What the task asks:
Output all of the records exactly as written.

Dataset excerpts
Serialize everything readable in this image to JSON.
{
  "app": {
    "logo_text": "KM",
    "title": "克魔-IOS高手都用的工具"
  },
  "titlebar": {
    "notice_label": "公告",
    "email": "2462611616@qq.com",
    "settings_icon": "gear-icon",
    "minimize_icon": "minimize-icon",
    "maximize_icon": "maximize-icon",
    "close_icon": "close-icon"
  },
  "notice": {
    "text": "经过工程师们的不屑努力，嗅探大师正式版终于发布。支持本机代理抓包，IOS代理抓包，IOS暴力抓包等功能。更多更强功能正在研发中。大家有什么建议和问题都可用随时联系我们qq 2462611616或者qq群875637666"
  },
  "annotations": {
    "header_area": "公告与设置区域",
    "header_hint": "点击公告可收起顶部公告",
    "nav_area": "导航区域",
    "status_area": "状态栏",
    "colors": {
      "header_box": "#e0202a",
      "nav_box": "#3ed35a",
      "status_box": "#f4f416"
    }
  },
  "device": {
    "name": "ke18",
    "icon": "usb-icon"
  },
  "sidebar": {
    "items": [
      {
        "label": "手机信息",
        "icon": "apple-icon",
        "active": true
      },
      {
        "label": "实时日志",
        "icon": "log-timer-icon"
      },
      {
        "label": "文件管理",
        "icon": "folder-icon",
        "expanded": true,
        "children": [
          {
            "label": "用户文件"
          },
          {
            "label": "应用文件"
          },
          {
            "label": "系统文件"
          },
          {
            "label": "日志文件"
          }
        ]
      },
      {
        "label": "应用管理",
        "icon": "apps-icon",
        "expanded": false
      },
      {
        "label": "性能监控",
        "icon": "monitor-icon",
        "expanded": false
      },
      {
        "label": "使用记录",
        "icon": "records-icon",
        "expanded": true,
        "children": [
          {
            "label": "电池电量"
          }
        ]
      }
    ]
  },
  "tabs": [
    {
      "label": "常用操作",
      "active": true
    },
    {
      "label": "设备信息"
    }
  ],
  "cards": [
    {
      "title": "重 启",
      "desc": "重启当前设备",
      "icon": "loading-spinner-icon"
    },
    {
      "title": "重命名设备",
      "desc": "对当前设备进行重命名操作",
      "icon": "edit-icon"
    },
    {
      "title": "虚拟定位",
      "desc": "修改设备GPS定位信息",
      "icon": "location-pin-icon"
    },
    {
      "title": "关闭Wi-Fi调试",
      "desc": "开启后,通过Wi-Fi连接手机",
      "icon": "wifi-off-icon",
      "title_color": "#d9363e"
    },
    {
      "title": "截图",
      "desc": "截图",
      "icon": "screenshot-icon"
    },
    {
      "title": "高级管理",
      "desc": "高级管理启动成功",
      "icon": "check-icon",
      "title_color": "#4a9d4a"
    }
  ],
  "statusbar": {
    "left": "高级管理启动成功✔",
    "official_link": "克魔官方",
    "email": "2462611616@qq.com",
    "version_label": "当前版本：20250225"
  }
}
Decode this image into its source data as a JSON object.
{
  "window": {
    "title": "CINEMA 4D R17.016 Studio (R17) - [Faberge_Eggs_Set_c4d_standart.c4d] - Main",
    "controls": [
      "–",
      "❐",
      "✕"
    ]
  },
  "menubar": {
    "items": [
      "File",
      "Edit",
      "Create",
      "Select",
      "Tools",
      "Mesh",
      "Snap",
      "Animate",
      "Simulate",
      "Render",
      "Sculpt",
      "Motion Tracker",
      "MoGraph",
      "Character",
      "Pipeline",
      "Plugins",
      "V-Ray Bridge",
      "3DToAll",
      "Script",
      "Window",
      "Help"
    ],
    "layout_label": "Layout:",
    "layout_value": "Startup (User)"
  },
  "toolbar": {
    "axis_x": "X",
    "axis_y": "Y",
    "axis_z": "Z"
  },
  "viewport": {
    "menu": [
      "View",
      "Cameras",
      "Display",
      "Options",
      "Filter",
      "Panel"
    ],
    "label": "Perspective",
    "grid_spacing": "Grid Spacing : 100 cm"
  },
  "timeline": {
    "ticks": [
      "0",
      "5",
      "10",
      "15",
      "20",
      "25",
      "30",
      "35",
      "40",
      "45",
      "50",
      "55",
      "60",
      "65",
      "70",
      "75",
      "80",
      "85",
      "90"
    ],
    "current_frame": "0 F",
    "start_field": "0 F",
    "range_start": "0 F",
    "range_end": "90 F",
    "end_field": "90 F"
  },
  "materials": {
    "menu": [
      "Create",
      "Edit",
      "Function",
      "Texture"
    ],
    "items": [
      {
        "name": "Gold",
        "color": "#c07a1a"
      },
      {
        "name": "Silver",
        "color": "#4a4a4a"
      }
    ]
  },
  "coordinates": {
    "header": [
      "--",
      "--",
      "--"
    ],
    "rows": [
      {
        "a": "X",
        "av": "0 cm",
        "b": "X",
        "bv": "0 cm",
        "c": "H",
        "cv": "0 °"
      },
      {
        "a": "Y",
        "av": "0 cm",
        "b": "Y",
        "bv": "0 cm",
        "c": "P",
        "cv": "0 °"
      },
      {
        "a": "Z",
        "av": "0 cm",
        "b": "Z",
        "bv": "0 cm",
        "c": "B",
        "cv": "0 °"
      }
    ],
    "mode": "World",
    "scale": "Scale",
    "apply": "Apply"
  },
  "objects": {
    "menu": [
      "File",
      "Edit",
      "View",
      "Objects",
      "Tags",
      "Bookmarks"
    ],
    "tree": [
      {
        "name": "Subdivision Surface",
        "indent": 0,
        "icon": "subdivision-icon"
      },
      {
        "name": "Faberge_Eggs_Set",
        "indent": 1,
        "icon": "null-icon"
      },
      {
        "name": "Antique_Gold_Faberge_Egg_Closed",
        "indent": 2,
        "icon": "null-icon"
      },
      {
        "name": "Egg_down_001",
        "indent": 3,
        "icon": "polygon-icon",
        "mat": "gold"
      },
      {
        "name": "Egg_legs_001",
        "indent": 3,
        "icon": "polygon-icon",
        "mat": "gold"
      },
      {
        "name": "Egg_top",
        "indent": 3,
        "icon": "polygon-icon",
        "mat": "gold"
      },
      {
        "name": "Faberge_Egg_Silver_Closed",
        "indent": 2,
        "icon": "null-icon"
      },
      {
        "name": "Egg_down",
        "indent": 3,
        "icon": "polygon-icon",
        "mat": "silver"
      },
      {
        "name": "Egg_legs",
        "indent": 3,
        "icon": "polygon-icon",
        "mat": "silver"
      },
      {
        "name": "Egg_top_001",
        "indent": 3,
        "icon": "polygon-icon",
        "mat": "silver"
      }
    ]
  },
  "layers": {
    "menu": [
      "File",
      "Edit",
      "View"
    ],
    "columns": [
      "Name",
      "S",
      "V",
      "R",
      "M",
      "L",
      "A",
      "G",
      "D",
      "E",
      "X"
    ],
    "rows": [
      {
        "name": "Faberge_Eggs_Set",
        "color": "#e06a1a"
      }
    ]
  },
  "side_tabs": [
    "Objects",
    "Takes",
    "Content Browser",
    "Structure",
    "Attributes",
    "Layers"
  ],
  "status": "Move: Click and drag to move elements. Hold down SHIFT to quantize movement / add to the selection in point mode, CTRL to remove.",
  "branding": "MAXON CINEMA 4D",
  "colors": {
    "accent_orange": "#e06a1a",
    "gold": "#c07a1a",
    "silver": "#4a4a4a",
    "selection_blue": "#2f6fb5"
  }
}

Finished task:
Serialize everything readable in this image to JSON.
{
  "app": {
    "logo_text": "KM",
    "title": "克魔-IOS高手都用的工具"
  },
  "titlebar": {
    "notice_label": "公告",
    "email": "2462611616@qq.com",
    "settings_icon": "gear-icon",
    "minimize_icon": "minimize-icon",
    "maximize_icon": "maximize-icon",
    "close_icon": "close-icon"
  },
  "notice": {
    "text": "经过工程师们的不屑努力，嗅探大师正式版终于发布。支持本机代理抓包，IOS代理抓包，IOS暴力抓包等功能。更多更强功能正在研发中。大家有什么建议和问题都可用随时联系我们qq 2462611616或者qq群875637666"
  },
  "annotations": {
    "header_area": "公告与设置区域",
    "header_hint": "点击公告可收起顶部公告",
    "nav_area": "导航区域",
    "status_area": "状态栏",
    "colors": {
      "header_box": "#e0202a",
      "nav_box": "#3ed35a",
      "status_box": "#f4f416"
    }
  },
  "device": {
    "name": "ke18",
    "icon": "usb-icon"
  },
  "sidebar": {
    "items": [
      {
        "label": "手机信息",
        "icon": "apple-icon",
        "active": true
      },
      {
        "label": "实时日志",
        "icon": "log-timer-icon"
      },
      {
        "label": "文件管理",
        "icon": "folder-icon",
        "expanded": true,
        "children": [
          {
            "label": "用户文件"
          },
          {
            "label": "应用文件"
          },
          {
            "label": "系统文件"
          },
          {
            "label": "日志文件"
          }
        ]
      },
      {
        "label": "应用管理",
        "icon": "apps-icon",
        "expanded": false
      },
      {
        "label": "性能监控",
        "icon": "monitor-icon",
        "expanded": false
      },
      {
        "label": "使用记录",
        "icon": "records-icon",
        "expanded": true,
        "children": [
          {
            "label": "电池电量"
          }
        ]
      }
    ]
  },
  "tabs": [
    {
      "label": "常用操作",
      "active": true
    },
    {
      "label": "设备信息"
    }
  ],
  "cards": [
    {
      "title": "重 启",
      "desc": "重启当前设备",
      "icon": "loading-spinner-icon"
    },
    {
      "title": "重命名设备",
      "desc": "对当前设备进行重命名操作",
      "icon": "edit-icon"
    },
    {
      "title": "虚拟定位",
      "desc": "修改设备GPS定位信息",
      "icon": "location-pin-icon"
    },
    {
      "title": "关闭Wi-Fi调试",
      "desc": "开启后,通过Wi-Fi连接手机",
      "icon": "wifi-off-icon",
      "title_color": "#d9363e"
    },
    {
      "title": "截图",
      "desc": "截图",
      "icon": "screenshot-icon"
    },
    {
      "title": "高级管理",
      "desc": "高级管理启动成功",
      "icon": "check-icon",
      "title_color": "#4a9d4a"
    }
  ],
  "statusbar": {
    "left": "高级管理启动成功✔",
    "official_link": "克魔官方",
    "email": "2462611616@qq.com",
    "version_label": "当前版本：20250225"
  }
}
Decode this image into its source data as a JSON object.
{
  "window": {
    "title": "CINEMA 4D R17.016 Studio (R17) - [Faberge_Eggs_Set_c4d_standart.c4d] - Main",
    "controls": [
      "–",
      "❐",
      "✕"
    ]
  },
  "menubar": {
    "items": [
      "File",
      "Edit",
      "Create",
      "Select",
      "Tools",
      "Mesh",
      "Snap",
      "Animate",
      "Simulate",
      "Render",
      "Sculpt",
      "Motion Tracker",
      "MoGraph",
      "Character",
      "Pipeline",
      "Plugins",
      "V-Ray Bridge",
      "3DToAll",
      "Script",
      "Window",
      "Help"
    ],
    "layout_label": "Layout:",
    "layout_value": "Startup (User)"
  },
  "toolbar": {
    "axis_x": "X",
    "axis_y": "Y",
    "axis_z": "Z"
  },
  "viewport": {
    "menu": [
      "View",
      "Cameras",
      "Display",
      "Options",
      "Filter",
      "Panel"
    ],
    "label": "Perspective",
    "grid_spacing": "Grid Spacing : 100 cm"
  },
  "timeline": {
    "ticks": [
      "0",
      "5",
      "10",
      "15",
      "20",
      "25",
      "30",
      "35",
      "40",
      "45",
      "50",
      "55",
      "60",
      "65",
      "70",
      "75",
      "80",
      "85",
      "90"
    ],
    "current_frame": "0 F",
    "start_field": "0 F",
    "range_start": "0 F",
    "range_end": "90 F",
    "end_field": "90 F"
  },
  "materials": {
    "menu": [
      "Create",
      "Edit",
      "Function",
      "Texture"
    ],
    "items": [
      {
        "name": "Gold",
        "color": "#c07a1a"
      },
      {
        "name": "Silver",
        "color": "#4a4a4a"
      }
    ]
  },
  "coordinates": {
    "header": [
      "--",
      "--",
      "--"
    ],
    "rows": [
      {
        "a": "X",
        "av": "0 cm",
        "b": "X",
        "bv": "0 cm",
        "c": "H",
        "cv": "0 °"
      },
      {
        "a": "Y",
        "av": "0 cm",
        "b": "Y",
        "bv": "0 cm",
        "c": "P",
        "cv": "0 °"
      },
      {
        "a": "Z",
        "av": "0 cm",
        "b": "Z",
        "bv": "0 cm",
        "c": "B",
        "cv": "0 °"
      }
    ],
    "mode": "World",
    "scale": "Scale",
    "apply": "Apply"
  },
  "objects": {
    "menu": [
      "File",
      "Edit",
      "View",
      "Objects",
      "Tags",
      "Bookmarks"
    ],
    "tree": [
      {
        "name": "Subdivision Surface",
        "indent": 0,
        "icon": "subdivision-icon"
      },
      {
        "name": "Faberge_Eggs_Set",
        "indent": 1,
        "icon": "null-icon"
      },
      {
        "name": "Antique_Gold_Faberge_Egg_Closed",
        "indent": 2,
        "icon": "null-icon"
      },
      {
        "name": "Egg_down_001",
        "indent": 3,
        "icon": "polygon-icon",
        "mat": "gold"
      },
      {
        "name": "Egg_legs_001",
        "indent": 3,
        "icon": "polygon-icon",
        "mat": "gold"
      },
      {
        "name": "Egg_top",
        "indent": 3,
        "icon": "polygon-icon",
        "mat": "gold"
      },
      {
        "name": "Faberge_Egg_Silver_Closed",
        "indent": 2,
        "icon": "null-icon"
      },
      {
        "name": "Egg_down",
        "indent": 3,
        "icon": "polygon-icon",
        "mat": "silver"
      },
      {
        "name": "Egg_legs",
        "indent": 3,
        "icon": "polygon-icon",
        "mat": "silver"
      },
      {
        "name": "Egg_top_001",
        "indent": 3,
        "icon": "polygon-icon",
        "mat": "silver"
      }
    ]
  },
  "layers": {
    "menu": [
      "File",
      "Edit",
      "View"
    ],
    "columns": [
      "Name",
      "S",
      "V",
      "R",
      "M",
      "L",
      "A",
      "G",
      "D",
      "E",
      "X"
    ],
    "rows": [
      {
        "name": "Faberge_Eggs_Set",
        "color": "#e06a1a"
      }
    ]
  },
  "side_tabs": [
    "Objects",
    "Takes",
    "Content Browser",
    "Structure",
    "Attributes",
    "Layers"
  ],
  "status": "Move: Click and drag to move elements. Hold down SHIFT to quantize movement / add to the selection in point mode, CTRL to remove.",
  "branding": "MAXON CINEMA 4D",
  "colors": {
    "accent_orange": "#e06a1a",
    "gold": "#c07a1a",
    "silver": "#4a4a4a",
    "selection_blue": "#2f6fb5"
  }
}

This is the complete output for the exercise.